> _GIVEN TASK_: Find every line in the records below that contains the word "subtitle", and copy each such line.
========
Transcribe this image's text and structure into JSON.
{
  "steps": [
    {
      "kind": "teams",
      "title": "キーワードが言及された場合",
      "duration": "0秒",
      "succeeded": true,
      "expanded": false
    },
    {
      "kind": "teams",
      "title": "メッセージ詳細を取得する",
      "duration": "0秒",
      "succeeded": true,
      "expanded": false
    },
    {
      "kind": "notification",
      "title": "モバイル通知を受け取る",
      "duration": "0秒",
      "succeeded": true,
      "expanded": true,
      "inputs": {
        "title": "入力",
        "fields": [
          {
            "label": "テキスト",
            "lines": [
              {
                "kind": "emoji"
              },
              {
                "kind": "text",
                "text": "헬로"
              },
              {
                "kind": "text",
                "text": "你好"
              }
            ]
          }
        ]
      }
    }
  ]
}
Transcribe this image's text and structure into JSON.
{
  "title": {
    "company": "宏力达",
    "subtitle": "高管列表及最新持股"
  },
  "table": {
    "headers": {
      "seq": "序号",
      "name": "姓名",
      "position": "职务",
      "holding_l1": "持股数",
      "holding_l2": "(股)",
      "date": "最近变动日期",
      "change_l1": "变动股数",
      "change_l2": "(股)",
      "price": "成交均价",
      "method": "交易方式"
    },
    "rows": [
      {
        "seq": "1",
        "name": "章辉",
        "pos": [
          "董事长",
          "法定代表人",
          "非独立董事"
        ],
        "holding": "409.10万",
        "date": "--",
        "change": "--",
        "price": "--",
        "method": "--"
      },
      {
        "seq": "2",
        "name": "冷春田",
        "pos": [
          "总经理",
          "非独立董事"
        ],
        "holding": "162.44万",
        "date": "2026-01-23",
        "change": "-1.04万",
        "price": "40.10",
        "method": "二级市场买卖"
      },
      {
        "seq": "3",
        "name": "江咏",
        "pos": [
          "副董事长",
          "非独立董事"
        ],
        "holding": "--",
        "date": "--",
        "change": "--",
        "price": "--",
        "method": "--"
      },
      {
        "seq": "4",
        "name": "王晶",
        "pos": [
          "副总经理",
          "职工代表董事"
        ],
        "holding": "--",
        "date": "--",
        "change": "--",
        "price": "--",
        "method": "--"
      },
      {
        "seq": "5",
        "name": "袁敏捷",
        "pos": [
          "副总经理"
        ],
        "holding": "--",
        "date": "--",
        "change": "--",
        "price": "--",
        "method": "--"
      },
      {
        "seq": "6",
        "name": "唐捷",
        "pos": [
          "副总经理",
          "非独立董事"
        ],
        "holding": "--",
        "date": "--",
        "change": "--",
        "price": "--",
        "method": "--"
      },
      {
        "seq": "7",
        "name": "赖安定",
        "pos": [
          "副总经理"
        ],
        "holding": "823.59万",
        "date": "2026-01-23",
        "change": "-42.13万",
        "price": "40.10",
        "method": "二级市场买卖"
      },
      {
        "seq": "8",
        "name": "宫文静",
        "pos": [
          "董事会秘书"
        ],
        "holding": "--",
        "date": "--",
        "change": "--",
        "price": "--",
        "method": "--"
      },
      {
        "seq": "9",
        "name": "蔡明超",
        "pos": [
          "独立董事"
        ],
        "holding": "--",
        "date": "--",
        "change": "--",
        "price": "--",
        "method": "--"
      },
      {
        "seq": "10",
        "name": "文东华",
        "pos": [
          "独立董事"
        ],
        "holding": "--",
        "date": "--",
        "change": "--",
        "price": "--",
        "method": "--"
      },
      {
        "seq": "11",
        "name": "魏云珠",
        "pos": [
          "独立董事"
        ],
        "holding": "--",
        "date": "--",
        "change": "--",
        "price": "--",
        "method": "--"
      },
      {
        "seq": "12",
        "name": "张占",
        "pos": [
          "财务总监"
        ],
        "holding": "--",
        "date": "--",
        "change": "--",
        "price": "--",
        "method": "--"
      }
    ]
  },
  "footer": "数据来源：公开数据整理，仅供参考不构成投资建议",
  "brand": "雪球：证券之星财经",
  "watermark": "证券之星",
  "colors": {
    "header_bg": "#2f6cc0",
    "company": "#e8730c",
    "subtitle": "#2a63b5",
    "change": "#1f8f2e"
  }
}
========
> _EXERCISE SOLUTION_:
    "subtitle": "高管列表及最新持股"
    "subtitle": "#2a63b5",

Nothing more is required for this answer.